Records excerpted from a collection:
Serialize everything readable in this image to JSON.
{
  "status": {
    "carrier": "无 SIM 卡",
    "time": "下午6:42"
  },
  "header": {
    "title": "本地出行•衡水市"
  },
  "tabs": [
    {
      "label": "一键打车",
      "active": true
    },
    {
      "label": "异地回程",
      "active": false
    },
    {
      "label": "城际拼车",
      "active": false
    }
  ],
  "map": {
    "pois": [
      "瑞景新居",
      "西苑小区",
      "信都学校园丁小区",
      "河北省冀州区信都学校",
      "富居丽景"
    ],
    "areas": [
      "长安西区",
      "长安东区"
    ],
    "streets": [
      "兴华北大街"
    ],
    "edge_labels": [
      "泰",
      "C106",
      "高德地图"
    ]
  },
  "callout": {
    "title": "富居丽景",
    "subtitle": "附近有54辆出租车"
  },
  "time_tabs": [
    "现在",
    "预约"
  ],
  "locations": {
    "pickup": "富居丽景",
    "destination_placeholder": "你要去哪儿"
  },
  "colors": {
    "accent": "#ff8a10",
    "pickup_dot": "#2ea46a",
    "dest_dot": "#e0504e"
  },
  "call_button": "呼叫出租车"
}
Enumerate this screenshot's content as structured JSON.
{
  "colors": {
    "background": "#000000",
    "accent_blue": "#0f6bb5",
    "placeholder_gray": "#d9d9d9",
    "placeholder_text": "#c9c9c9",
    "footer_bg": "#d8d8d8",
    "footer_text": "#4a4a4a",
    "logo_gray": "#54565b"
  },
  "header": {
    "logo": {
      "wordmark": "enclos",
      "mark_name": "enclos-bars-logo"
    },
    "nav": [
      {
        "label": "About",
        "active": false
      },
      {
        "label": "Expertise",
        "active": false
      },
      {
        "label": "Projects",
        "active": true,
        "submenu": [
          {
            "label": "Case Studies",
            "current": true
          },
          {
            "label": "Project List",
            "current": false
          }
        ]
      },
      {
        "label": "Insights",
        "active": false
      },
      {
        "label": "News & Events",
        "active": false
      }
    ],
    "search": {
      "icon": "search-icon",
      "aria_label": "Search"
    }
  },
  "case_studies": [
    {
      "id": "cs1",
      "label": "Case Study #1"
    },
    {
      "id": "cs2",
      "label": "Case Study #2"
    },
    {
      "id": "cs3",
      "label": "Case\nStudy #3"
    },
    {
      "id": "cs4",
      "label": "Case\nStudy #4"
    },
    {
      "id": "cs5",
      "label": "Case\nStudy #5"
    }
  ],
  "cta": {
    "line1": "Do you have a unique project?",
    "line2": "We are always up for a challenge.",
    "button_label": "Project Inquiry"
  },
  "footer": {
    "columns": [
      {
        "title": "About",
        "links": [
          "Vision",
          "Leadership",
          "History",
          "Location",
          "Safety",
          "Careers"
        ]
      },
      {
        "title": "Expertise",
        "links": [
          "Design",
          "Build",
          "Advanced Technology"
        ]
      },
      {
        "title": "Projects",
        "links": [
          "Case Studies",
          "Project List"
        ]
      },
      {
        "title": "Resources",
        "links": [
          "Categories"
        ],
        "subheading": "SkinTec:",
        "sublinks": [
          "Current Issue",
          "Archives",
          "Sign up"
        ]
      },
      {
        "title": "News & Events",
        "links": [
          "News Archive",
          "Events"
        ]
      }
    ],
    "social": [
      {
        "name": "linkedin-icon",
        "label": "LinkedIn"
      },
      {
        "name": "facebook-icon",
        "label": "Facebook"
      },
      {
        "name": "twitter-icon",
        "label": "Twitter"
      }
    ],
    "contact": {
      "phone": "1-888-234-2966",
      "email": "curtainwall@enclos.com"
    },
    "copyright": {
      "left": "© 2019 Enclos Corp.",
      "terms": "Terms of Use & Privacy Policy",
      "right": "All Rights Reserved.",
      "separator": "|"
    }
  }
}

What is asked: In the records above, locate the lines holding the word "this". Copy each of them.

Written answer:
Serialize everything readable in this image to JSON.
Enumerate this screenshot's content as structured JSON.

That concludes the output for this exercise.